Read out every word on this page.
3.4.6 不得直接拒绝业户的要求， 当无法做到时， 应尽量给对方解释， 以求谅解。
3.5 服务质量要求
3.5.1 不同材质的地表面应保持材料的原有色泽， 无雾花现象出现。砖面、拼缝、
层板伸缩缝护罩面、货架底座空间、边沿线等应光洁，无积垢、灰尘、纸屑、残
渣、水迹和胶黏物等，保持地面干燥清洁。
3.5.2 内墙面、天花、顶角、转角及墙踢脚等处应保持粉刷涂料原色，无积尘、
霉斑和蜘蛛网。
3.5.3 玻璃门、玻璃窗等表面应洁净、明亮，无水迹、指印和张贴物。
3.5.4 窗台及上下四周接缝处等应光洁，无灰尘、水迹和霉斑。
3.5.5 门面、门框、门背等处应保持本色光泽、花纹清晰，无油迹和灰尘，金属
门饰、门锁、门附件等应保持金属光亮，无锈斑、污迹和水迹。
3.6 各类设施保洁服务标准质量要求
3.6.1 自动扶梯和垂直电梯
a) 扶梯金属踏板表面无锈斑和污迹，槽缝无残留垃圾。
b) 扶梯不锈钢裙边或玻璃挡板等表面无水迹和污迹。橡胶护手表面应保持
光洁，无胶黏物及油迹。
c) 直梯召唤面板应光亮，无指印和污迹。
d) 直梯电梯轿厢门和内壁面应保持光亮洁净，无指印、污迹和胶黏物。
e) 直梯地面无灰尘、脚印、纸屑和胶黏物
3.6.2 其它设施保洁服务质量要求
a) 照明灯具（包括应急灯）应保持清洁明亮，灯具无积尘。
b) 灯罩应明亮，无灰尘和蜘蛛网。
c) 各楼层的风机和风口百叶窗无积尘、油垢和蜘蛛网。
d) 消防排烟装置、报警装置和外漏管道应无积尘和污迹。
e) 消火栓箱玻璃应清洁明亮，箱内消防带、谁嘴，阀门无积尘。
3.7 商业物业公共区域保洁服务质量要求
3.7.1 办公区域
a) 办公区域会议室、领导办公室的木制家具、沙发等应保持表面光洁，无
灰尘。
________________________________________
• [What is required] Repeat the data exactly. Leave nothing out.

• [Result of the exercise]
Read out every word on this page.
3.4.6 不得直接拒绝业户的要求， 当无法做到时， 应尽量给对方解释， 以求谅解。
3.5 服务质量要求
3.5.1 不同材质的地表面应保持材料的原有色泽， 无雾花现象出现。砖面、拼缝、
层板伸缩缝护罩面、货架底座空间、边沿线等应光洁，无积垢、灰尘、纸屑、残
渣、水迹和胶黏物等，保持地面干燥清洁。
3.5.2 内墙面、天花、顶角、转角及墙踢脚等处应保持粉刷涂料原色，无积尘、
霉斑和蜘蛛网。
3.5.3 玻璃门、玻璃窗等表面应洁净、明亮，无水迹、指印和张贴物。
3.5.4 窗台及上下四周接缝处等应光洁，无灰尘、水迹和霉斑。
3.5.5 门面、门框、门背等处应保持本色光泽、花纹清晰，无油迹和灰尘，金属
门饰、门锁、门附件等应保持金属光亮，无锈斑、污迹和水迹。
3.6 各类设施保洁服务标准质量要求
3.6.1 自动扶梯和垂直电梯
a) 扶梯金属踏板表面无锈斑和污迹，槽缝无残留垃圾。
b) 扶梯不锈钢裙边或玻璃挡板等表面无水迹和污迹。橡胶护手表面应保持
光洁，无胶黏物及油迹。
c) 直梯召唤面板应光亮，无指印和污迹。
d) 直梯电梯轿厢门和内壁面应保持光亮洁净，无指印、污迹和胶黏物。
e) 直梯地面无灰尘、脚印、纸屑和胶黏物
3.6.2 其它设施保洁服务质量要求
a) 照明灯具（包括应急灯）应保持清洁明亮，灯具无积尘。
b) 灯罩应明亮，无灰尘和蜘蛛网。
c) 各楼层的风机和风口百叶窗无积尘、油垢和蜘蛛网。
d) 消防排烟装置、报警装置和外漏管道应无积尘和污迹。
e) 消火栓箱玻璃应清洁明亮，箱内消防带、谁嘴，阀门无积尘。
3.7 商业物业公共区域保洁服务质量要求
3.7.1 办公区域
a) 办公区域会议室、领导办公室的木制家具、沙发等应保持表面光洁，无
灰尘。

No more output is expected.